** start of Records for this task **

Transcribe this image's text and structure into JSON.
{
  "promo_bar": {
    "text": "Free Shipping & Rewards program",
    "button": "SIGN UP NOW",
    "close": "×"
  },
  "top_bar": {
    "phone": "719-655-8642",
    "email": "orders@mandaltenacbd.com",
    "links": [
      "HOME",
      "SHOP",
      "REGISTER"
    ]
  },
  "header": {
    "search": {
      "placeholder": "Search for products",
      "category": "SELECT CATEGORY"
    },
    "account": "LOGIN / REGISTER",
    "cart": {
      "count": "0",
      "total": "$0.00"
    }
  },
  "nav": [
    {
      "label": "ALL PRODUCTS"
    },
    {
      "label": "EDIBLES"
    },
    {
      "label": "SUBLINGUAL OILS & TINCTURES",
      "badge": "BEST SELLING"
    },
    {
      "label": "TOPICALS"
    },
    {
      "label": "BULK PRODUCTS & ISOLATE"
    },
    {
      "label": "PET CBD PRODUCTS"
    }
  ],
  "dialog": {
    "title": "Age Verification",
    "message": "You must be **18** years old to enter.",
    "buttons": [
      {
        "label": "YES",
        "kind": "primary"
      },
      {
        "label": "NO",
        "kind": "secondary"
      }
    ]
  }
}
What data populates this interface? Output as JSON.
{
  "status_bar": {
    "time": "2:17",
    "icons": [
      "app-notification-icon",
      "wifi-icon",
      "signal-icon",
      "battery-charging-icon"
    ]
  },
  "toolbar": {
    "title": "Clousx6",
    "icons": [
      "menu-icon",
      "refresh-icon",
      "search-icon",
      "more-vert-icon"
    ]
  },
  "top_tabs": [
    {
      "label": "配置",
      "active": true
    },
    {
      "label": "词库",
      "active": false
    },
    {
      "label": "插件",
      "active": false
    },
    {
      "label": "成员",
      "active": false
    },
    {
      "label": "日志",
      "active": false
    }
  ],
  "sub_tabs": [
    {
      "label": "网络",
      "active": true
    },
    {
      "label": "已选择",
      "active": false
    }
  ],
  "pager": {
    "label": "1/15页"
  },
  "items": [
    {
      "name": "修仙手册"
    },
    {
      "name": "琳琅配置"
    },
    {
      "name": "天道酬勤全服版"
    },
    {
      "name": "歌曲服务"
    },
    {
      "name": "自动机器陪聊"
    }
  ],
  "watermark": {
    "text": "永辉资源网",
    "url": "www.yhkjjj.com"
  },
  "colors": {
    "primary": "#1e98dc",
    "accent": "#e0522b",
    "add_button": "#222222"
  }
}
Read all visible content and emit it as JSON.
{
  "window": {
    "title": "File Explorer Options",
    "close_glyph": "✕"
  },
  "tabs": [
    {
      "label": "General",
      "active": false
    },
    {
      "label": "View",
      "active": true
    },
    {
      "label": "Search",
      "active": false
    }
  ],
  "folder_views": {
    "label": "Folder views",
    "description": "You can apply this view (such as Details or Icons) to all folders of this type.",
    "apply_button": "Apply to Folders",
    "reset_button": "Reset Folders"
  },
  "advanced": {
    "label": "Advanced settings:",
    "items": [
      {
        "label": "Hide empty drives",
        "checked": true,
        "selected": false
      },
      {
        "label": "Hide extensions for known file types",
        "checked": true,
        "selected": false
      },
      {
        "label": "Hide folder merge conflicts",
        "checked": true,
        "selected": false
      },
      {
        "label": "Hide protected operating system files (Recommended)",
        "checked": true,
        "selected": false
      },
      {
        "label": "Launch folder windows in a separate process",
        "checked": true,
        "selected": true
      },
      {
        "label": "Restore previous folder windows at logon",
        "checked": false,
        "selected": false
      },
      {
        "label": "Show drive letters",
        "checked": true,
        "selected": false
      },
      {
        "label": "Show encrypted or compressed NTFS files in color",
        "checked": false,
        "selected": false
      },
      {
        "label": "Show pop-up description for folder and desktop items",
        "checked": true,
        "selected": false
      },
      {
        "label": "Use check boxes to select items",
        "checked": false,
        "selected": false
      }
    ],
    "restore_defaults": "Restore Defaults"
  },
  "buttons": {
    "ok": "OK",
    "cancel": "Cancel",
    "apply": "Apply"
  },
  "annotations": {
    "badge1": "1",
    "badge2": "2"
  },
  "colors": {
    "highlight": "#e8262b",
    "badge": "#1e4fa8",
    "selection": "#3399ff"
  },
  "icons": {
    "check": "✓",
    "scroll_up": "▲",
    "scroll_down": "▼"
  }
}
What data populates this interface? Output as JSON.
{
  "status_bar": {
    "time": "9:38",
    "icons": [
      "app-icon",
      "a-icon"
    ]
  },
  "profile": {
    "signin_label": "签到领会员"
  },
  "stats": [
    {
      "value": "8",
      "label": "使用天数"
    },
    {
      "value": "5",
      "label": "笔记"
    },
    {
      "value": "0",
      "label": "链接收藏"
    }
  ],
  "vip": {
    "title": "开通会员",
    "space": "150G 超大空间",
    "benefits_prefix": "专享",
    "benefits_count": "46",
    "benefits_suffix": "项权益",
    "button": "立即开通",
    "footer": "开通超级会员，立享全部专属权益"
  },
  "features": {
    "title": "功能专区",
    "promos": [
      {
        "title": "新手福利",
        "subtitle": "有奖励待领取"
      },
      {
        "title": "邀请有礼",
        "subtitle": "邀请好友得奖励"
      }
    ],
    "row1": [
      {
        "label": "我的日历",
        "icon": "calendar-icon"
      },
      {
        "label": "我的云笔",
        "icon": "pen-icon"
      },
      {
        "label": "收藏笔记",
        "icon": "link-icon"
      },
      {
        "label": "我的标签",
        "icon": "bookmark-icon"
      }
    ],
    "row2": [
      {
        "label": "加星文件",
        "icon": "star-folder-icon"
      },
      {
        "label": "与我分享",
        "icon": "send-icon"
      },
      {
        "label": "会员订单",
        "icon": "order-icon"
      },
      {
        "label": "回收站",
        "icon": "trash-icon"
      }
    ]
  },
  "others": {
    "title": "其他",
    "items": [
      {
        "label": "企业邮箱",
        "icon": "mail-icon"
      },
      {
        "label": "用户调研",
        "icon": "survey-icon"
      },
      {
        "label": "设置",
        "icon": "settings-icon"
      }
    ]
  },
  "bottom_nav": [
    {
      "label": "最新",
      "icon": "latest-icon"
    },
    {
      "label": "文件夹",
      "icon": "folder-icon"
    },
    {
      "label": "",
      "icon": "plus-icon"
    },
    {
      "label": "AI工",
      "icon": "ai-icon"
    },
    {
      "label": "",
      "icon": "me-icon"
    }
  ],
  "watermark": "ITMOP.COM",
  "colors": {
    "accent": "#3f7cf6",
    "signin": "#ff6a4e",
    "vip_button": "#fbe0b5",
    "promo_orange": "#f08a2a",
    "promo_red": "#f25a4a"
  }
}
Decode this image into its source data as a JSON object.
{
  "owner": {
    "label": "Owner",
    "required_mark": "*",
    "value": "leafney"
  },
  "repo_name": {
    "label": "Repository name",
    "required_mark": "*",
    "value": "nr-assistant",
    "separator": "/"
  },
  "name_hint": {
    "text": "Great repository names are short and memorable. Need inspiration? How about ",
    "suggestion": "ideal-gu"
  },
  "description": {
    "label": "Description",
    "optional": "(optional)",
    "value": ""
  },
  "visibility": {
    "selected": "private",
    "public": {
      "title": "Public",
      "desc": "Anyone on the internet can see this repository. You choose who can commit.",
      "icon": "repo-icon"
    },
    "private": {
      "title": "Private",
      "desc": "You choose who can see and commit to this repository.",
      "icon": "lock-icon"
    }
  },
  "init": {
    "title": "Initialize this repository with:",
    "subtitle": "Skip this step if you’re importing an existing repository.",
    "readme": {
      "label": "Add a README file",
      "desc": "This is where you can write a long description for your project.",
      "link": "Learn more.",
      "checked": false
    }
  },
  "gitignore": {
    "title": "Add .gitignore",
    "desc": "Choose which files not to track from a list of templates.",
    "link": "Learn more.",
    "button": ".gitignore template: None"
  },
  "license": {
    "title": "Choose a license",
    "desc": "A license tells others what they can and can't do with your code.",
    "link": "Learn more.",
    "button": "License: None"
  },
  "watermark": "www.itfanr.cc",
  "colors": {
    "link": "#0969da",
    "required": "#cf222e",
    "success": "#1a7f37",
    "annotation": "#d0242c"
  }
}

** end of Records for this task **

> [What is being asked]: Copy out every line in the listing where the word "value" appears.

> [Problem solution]:
      "value": "8",
      "value": "5",
      "value": "0",
    "value": "leafney"
    "value": "nr-assistant",
    "value": ""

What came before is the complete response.